• [EXERCISE PROMPT]: Select all lines with the string "ffffff" in them, and copy those lines.
%%
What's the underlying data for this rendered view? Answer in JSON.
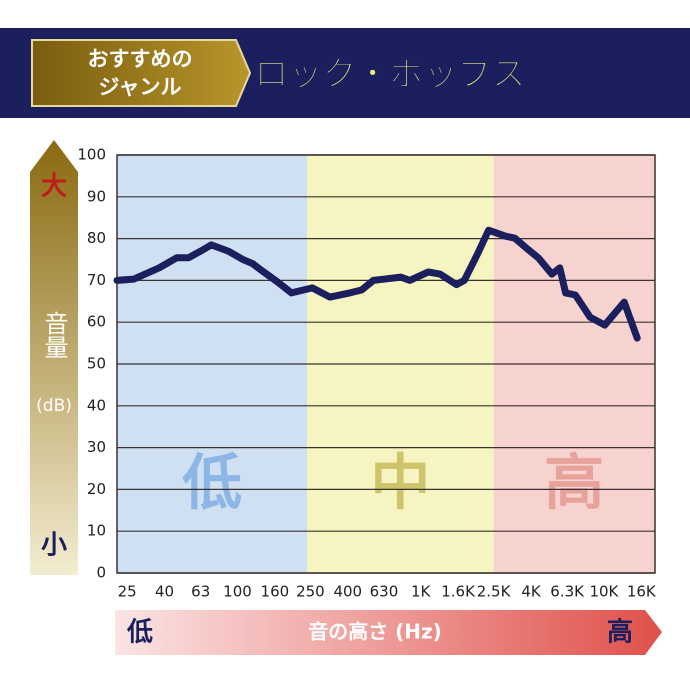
{
  "header": {
    "tag": [
      "おすすめの",
      "ジャンル"
    ],
    "genre": "ロック・ポップス"
  },
  "chart_data": {
    "type": "line",
    "y_label": "音量",
    "y_unit": "(dB)",
    "y_high": "大",
    "y_low": "小",
    "x_label": "音の高さ (Hz)",
    "x_low": "低",
    "x_high": "高",
    "x": [
      22,
      27.2,
      37.3,
      46.6,
      54,
      63,
      72,
      89,
      107,
      121,
      134,
      166,
      197,
      256,
      320,
      410,
      476,
      552,
      780,
      871,
      1100,
      1274,
      1567,
      1730,
      2052,
      2348,
      2887,
      3267,
      3830,
      4385,
      5200,
      5740,
      6180,
      6990,
      8400,
      10100,
      12900,
      15200
    ],
    "values": [
      70,
      70.3,
      73,
      75.4,
      75.4,
      77,
      78.5,
      77,
      75,
      74,
      72.5,
      69.6,
      67,
      68.2,
      66,
      67,
      67.7,
      70,
      70.8,
      70,
      72,
      71.5,
      69,
      70,
      76.5,
      82,
      80.6,
      80.1,
      77.5,
      75.4,
      71.5,
      73,
      67,
      66.5,
      61.2,
      59.3,
      64.8,
      56.2
    ],
    "color": "#1c1f5e",
    "log_x": true,
    "xlim": [
      22,
      19000
    ],
    "ylim": [
      0,
      100
    ],
    "xticks": [
      25,
      40,
      63,
      100,
      160,
      250,
      400,
      630,
      {
        "value": 1000,
        "label": "1K"
      },
      {
        "value": 1600,
        "label": "1.6K"
      },
      {
        "value": 2500,
        "label": "2.5K"
      },
      {
        "value": 4000,
        "label": "4K"
      },
      {
        "value": 6300,
        "label": "6.3K"
      },
      {
        "value": 10000,
        "label": "10K"
      },
      {
        "value": 16000,
        "label": "16K"
      }
    ],
    "yticks": [
      0,
      10,
      20,
      30,
      40,
      50,
      60,
      70,
      80,
      90,
      100
    ],
    "grid": true,
    "regions": [
      {
        "label": "低",
        "from": 22,
        "to": 240,
        "color": "#cfe0f3",
        "text_color": "#8db6e6"
      },
      {
        "label": "中",
        "from": 240,
        "to": 2500,
        "color": "#f6f4c0",
        "text_color": "#cfc36c"
      },
      {
        "label": "高",
        "from": 2500,
        "to": 19000,
        "color": "#f7d3d0",
        "text_color": "#e8a29c"
      }
    ]
  }
}
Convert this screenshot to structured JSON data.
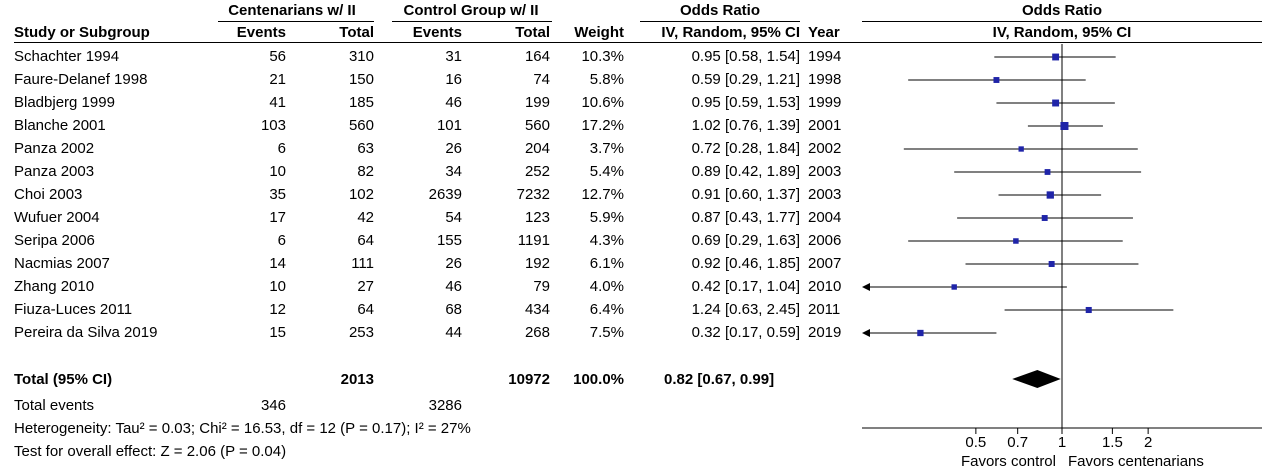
{
  "header": {
    "group1_title": "Centenarians w/ II",
    "group2_title": "Control Group w/ II",
    "or_title": "Odds Ratio",
    "plot_title": "Odds Ratio",
    "col_study": "Study or Subgroup",
    "col_events1": "Events",
    "col_total1": "Total",
    "col_events2": "Events",
    "col_total2": "Total",
    "col_weight": "Weight",
    "col_ci": "IV, Random, 95% CI",
    "col_year": "Year",
    "plot_subtitle": "IV, Random, 95% CI"
  },
  "studies": [
    {
      "name": "Schachter 1994",
      "events1": "56",
      "total1": "310",
      "events2": "31",
      "total2": "164",
      "weight": "10.3%",
      "ci_text": "0.95 [0.58, 1.54]",
      "year": "1994"
    },
    {
      "name": "Faure-Delanef 1998",
      "events1": "21",
      "total1": "150",
      "events2": "16",
      "total2": "74",
      "weight": "5.8%",
      "ci_text": "0.59 [0.29, 1.21]",
      "year": "1998"
    },
    {
      "name": "Bladbjerg 1999",
      "events1": "41",
      "total1": "185",
      "events2": "46",
      "total2": "199",
      "weight": "10.6%",
      "ci_text": "0.95 [0.59, 1.53]",
      "year": "1999"
    },
    {
      "name": "Blanche 2001",
      "events1": "103",
      "total1": "560",
      "events2": "101",
      "total2": "560",
      "weight": "17.2%",
      "ci_text": "1.02 [0.76, 1.39]",
      "year": "2001"
    },
    {
      "name": "Panza 2002",
      "events1": "6",
      "total1": "63",
      "events2": "26",
      "total2": "204",
      "weight": "3.7%",
      "ci_text": "0.72 [0.28, 1.84]",
      "year": "2002"
    },
    {
      "name": "Panza 2003",
      "events1": "10",
      "total1": "82",
      "events2": "34",
      "total2": "252",
      "weight": "5.4%",
      "ci_text": "0.89 [0.42, 1.89]",
      "year": "2003"
    },
    {
      "name": "Choi 2003",
      "events1": "35",
      "total1": "102",
      "events2": "2639",
      "total2": "7232",
      "weight": "12.7%",
      "ci_text": "0.91 [0.60, 1.37]",
      "year": "2003"
    },
    {
      "name": "Wufuer 2004",
      "events1": "17",
      "total1": "42",
      "events2": "54",
      "total2": "123",
      "weight": "5.9%",
      "ci_text": "0.87 [0.43, 1.77]",
      "year": "2004"
    },
    {
      "name": "Seripa 2006",
      "events1": "6",
      "total1": "64",
      "events2": "155",
      "total2": "1191",
      "weight": "4.3%",
      "ci_text": "0.69 [0.29, 1.63]",
      "year": "2006"
    },
    {
      "name": "Nacmias 2007",
      "events1": "14",
      "total1": "111",
      "events2": "26",
      "total2": "192",
      "weight": "6.1%",
      "ci_text": "0.92 [0.46, 1.85]",
      "year": "2007"
    },
    {
      "name": "Zhang 2010",
      "events1": "10",
      "total1": "27",
      "events2": "46",
      "total2": "79",
      "weight": "4.0%",
      "ci_text": "0.42 [0.17, 1.04]",
      "year": "2010"
    },
    {
      "name": "Fiuza-Luces 2011",
      "events1": "12",
      "total1": "64",
      "events2": "68",
      "total2": "434",
      "weight": "6.4%",
      "ci_text": "1.24 [0.63, 2.45]",
      "year": "2011"
    },
    {
      "name": "Pereira da Silva 2019",
      "events1": "15",
      "total1": "253",
      "events2": "44",
      "total2": "268",
      "weight": "7.5%",
      "ci_text": "0.32 [0.17, 0.59]",
      "year": "2019"
    }
  ],
  "total": {
    "label": "Total (95% CI)",
    "total1": "2013",
    "total2": "10972",
    "weight": "100.0%",
    "ci_text": "0.82 [0.67, 0.99]"
  },
  "footer": {
    "events_label": "Total events",
    "events1": "346",
    "events2": "3286",
    "heterogeneity": "Heterogeneity: Tau² = 0.03; Chi² = 16.53, df = 12 (P = 0.17); I² = 27%",
    "overall": "Test for overall effect: Z = 2.06 (P = 0.04)"
  },
  "axis": {
    "ticks": [
      "0.5",
      "0.7",
      "1",
      "1.5",
      "2"
    ],
    "favors_left": "Favors control",
    "favors_right": "Favors centenarians"
  },
  "chart_data": {
    "type": "forest",
    "scale": "log",
    "xlim": [
      0.2,
      5
    ],
    "tick_values": [
      0.5,
      0.7,
      1,
      1.5,
      2
    ],
    "null_line": 1,
    "colors": {
      "marker": "#1f24a8",
      "line": "#000000",
      "diamond": "#000000"
    },
    "points": [
      {
        "or": 0.95,
        "lo": 0.58,
        "hi": 1.54,
        "weight": 10.3
      },
      {
        "or": 0.59,
        "lo": 0.29,
        "hi": 1.21,
        "weight": 5.8
      },
      {
        "or": 0.95,
        "lo": 0.59,
        "hi": 1.53,
        "weight": 10.6
      },
      {
        "or": 1.02,
        "lo": 0.76,
        "hi": 1.39,
        "weight": 17.2
      },
      {
        "or": 0.72,
        "lo": 0.28,
        "hi": 1.84,
        "weight": 3.7
      },
      {
        "or": 0.89,
        "lo": 0.42,
        "hi": 1.89,
        "weight": 5.4
      },
      {
        "or": 0.91,
        "lo": 0.6,
        "hi": 1.37,
        "weight": 12.7
      },
      {
        "or": 0.87,
        "lo": 0.43,
        "hi": 1.77,
        "weight": 5.9
      },
      {
        "or": 0.69,
        "lo": 0.29,
        "hi": 1.63,
        "weight": 4.3
      },
      {
        "or": 0.92,
        "lo": 0.46,
        "hi": 1.85,
        "weight": 6.1
      },
      {
        "or": 0.42,
        "lo": 0.17,
        "hi": 1.04,
        "weight": 4.0
      },
      {
        "or": 1.24,
        "lo": 0.63,
        "hi": 2.45,
        "weight": 6.4
      },
      {
        "or": 0.32,
        "lo": 0.17,
        "hi": 0.59,
        "weight": 7.5
      }
    ],
    "pooled": {
      "or": 0.82,
      "lo": 0.67,
      "hi": 0.99
    }
  }
}
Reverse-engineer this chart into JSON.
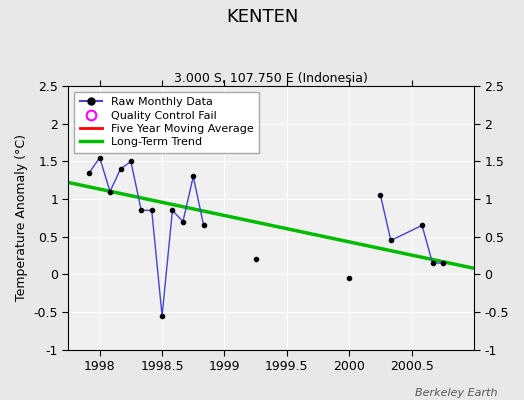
{
  "title": "KENTEN",
  "subtitle": "3.000 S, 107.750 E (Indonesia)",
  "ylabel": "Temperature Anomaly (°C)",
  "watermark": "Berkeley Earth",
  "xlim": [
    1997.75,
    2001.0
  ],
  "ylim": [
    -1.0,
    2.5
  ],
  "xticks": [
    1998,
    1998.5,
    1999,
    1999.5,
    2000,
    2000.5
  ],
  "yticks": [
    -1,
    -0.5,
    0,
    0.5,
    1,
    1.5,
    2,
    2.5
  ],
  "fig_bg": "#e8e8e8",
  "plot_bg": "#f0f0f0",
  "grid_color": "#ffffff",
  "raw_line_color": "#4444cc",
  "raw_marker_color": "black",
  "trend_color": "#00bb00",
  "qc_color": "magenta",
  "ma_color": "red",
  "raw_x": [
    1997.917,
    1998.0,
    1998.083,
    1998.167,
    1998.25,
    1998.333,
    1998.417,
    1998.5,
    1998.583,
    1998.667,
    1998.75,
    1998.833,
    1999.25,
    2000.0,
    2000.25,
    2000.333,
    2000.583,
    2000.667,
    2000.75
  ],
  "raw_y": [
    1.35,
    1.55,
    1.1,
    1.4,
    1.5,
    0.85,
    0.85,
    -0.55,
    0.85,
    0.7,
    1.3,
    0.65,
    0.2,
    -0.05,
    1.05,
    0.45,
    0.65,
    0.15,
    0.15
  ],
  "connected_segment1": [
    0,
    1,
    2,
    3,
    4,
    5,
    6,
    7,
    8,
    9,
    10,
    11
  ],
  "isolated_point": [
    12,
    13
  ],
  "connected_segment2": [
    14,
    15,
    16,
    17,
    18
  ],
  "trend_x": [
    1997.75,
    2001.0
  ],
  "trend_y": [
    1.22,
    0.08
  ]
}
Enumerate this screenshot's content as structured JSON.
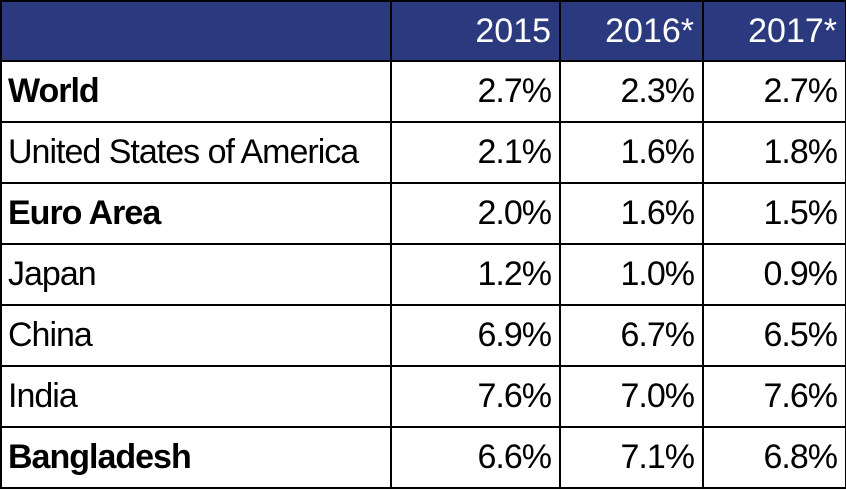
{
  "chart_data": {
    "type": "table",
    "columns": [
      "",
      "2015",
      "2016*",
      "2017*"
    ],
    "rows": [
      {
        "country": "World",
        "bold": true,
        "values": [
          "2.7%",
          "2.3%",
          "2.7%"
        ]
      },
      {
        "country": "United States of America",
        "bold": false,
        "values": [
          "2.1%",
          "1.6%",
          "1.8%"
        ]
      },
      {
        "country": "Euro Area",
        "bold": true,
        "values": [
          "2.0%",
          "1.6%",
          "1.5%"
        ]
      },
      {
        "country": "Japan",
        "bold": false,
        "values": [
          "1.2%",
          "1.0%",
          "0.9%"
        ]
      },
      {
        "country": "China",
        "bold": false,
        "values": [
          "6.9%",
          "6.7%",
          "6.5%"
        ]
      },
      {
        "country": "India",
        "bold": false,
        "values": [
          "7.6%",
          "7.0%",
          "7.6%"
        ]
      },
      {
        "country": "Bangladesh",
        "bold": true,
        "values": [
          "6.6%",
          "7.1%",
          "6.8%"
        ]
      }
    ],
    "header_color": "#2b3a7e",
    "header_text_color": "#ffffff"
  }
}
%%
• [RESULT OF THE TASK]:
  "grid_color": "#ffffff",
    "header_text_color": "#ffffff"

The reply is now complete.